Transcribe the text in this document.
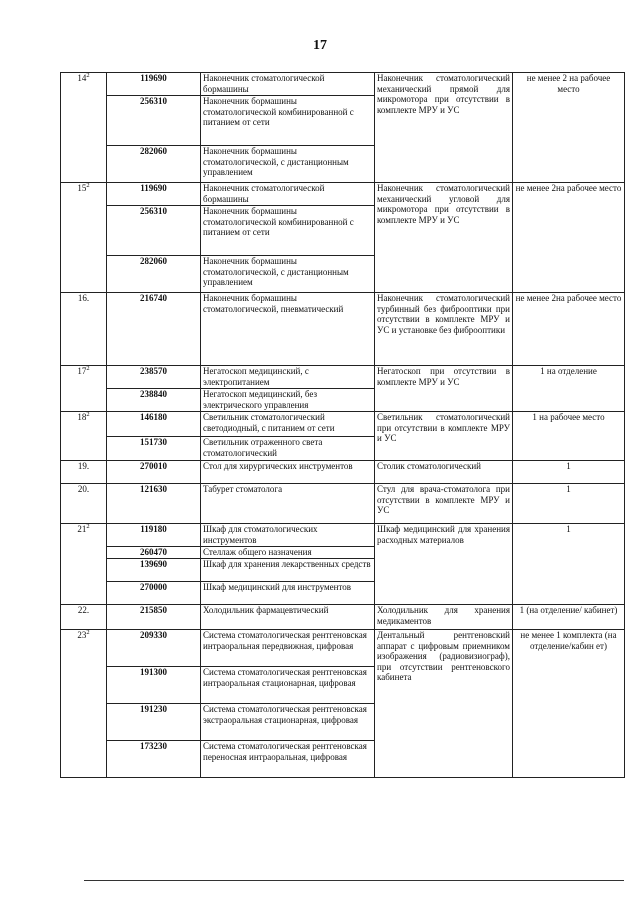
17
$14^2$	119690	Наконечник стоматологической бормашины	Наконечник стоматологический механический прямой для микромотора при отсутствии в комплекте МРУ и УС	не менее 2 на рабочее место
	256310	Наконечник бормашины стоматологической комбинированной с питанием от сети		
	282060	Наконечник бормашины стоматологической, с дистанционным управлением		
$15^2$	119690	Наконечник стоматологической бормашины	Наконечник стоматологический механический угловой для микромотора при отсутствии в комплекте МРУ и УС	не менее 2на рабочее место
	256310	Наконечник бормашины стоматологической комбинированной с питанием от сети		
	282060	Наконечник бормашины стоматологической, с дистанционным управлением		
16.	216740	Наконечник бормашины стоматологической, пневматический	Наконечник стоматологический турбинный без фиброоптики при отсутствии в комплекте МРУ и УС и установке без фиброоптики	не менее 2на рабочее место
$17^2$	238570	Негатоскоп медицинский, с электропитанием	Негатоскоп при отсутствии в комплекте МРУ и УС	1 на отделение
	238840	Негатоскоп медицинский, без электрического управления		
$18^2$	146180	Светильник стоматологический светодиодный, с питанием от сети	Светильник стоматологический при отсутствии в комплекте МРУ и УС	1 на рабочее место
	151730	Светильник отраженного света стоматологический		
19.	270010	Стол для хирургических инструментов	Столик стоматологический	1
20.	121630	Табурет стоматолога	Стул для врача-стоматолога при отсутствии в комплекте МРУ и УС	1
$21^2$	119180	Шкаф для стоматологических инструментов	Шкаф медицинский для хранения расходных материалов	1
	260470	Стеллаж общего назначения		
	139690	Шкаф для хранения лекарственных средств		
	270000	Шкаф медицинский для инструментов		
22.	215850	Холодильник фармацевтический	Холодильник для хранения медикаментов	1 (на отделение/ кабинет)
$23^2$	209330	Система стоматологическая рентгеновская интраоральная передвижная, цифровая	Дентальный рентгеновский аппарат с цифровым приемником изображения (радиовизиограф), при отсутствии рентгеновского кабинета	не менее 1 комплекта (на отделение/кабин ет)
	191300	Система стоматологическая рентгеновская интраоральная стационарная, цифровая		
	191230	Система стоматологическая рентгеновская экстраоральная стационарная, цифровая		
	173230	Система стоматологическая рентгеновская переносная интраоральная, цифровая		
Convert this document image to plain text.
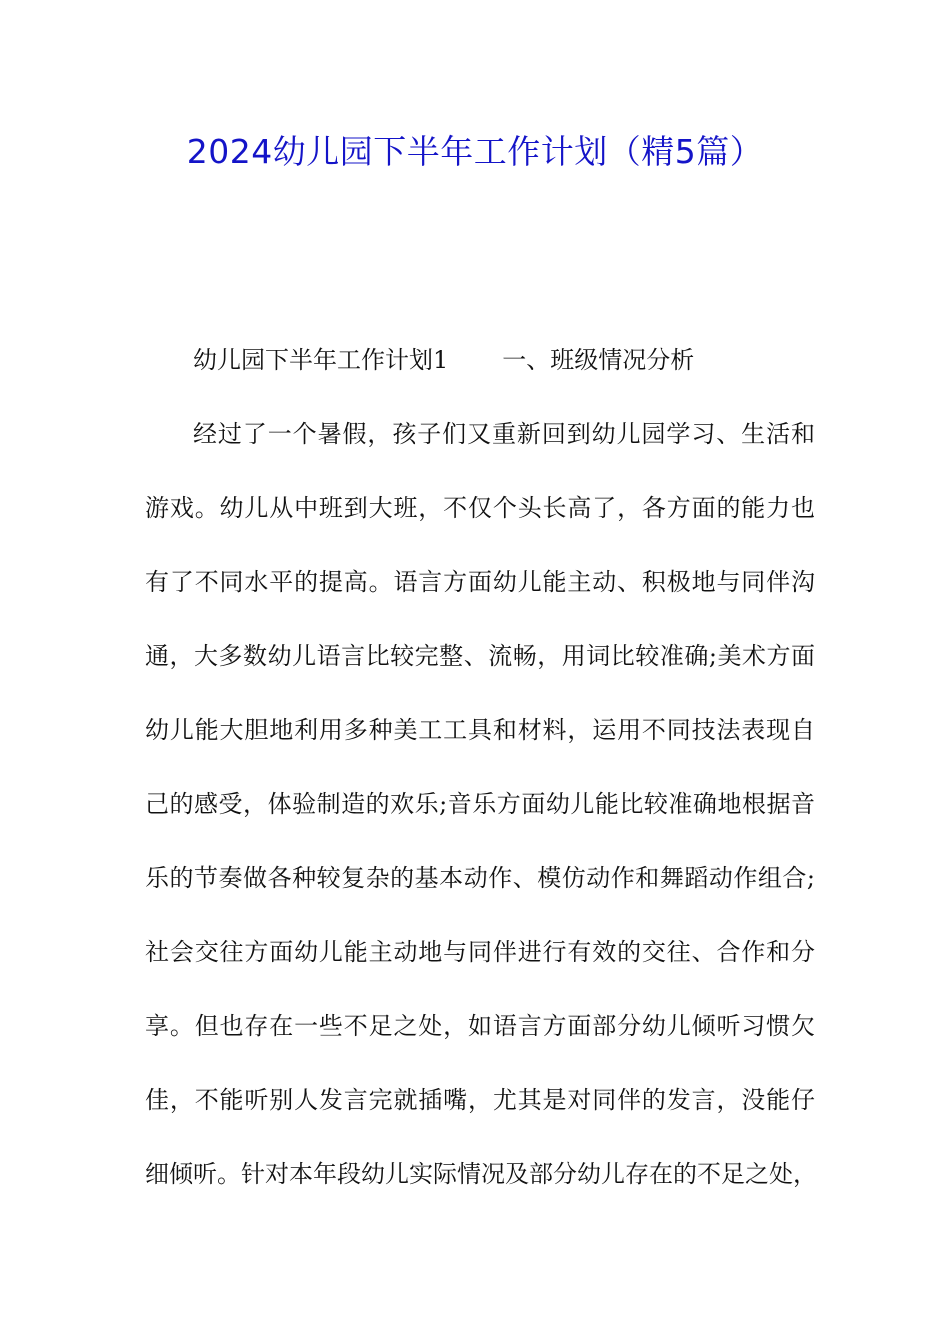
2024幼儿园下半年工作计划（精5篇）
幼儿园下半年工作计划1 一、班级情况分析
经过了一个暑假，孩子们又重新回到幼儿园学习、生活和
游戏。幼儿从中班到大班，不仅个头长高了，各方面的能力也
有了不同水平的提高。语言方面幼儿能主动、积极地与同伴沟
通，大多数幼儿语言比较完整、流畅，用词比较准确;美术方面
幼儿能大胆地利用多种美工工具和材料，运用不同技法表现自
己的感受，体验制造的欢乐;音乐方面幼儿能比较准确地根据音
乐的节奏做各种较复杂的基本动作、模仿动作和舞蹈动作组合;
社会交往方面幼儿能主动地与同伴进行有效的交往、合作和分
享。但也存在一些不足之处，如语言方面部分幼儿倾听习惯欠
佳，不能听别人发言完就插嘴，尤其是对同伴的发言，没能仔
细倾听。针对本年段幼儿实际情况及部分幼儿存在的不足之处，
=======
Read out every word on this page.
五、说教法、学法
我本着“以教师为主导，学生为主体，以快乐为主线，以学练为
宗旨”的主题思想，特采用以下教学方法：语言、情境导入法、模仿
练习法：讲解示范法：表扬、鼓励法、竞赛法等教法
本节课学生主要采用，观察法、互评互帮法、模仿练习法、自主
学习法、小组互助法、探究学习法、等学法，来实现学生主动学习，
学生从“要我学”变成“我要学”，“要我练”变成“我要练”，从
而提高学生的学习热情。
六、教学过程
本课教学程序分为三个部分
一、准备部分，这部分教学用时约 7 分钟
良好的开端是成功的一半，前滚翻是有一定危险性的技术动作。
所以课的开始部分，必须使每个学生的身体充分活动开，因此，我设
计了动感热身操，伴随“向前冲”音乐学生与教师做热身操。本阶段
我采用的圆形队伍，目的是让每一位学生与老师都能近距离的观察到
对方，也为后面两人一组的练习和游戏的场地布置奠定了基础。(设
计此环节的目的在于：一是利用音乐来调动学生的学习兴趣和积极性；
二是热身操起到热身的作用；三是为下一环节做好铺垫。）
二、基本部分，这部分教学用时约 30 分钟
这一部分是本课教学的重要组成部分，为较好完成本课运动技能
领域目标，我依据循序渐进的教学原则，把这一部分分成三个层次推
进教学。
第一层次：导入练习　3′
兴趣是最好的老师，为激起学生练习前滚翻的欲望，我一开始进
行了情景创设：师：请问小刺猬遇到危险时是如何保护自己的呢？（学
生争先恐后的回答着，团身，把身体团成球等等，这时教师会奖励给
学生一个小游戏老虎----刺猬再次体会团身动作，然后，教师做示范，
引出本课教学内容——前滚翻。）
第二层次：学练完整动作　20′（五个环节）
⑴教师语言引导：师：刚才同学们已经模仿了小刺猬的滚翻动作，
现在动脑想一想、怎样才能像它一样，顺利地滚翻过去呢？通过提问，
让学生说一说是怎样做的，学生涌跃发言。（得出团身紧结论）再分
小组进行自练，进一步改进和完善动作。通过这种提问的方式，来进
=======
Directive -
Which lines contain the word "медицинский"? Copy each of them.

Solved problem -
$17^2$	238570	Негатоскоп медицинский, с электропитанием	Негатоскоп при отсутствии в комплекте МРУ и УС	1 на отделение
	238840	Негатоскоп медицинский, без электрического управления		
$21^2$	119180	Шкаф для стоматологических инструментов	Шкаф медицинский для хранения расходных материалов	1
	270000	Шкаф медицинский для инструментов		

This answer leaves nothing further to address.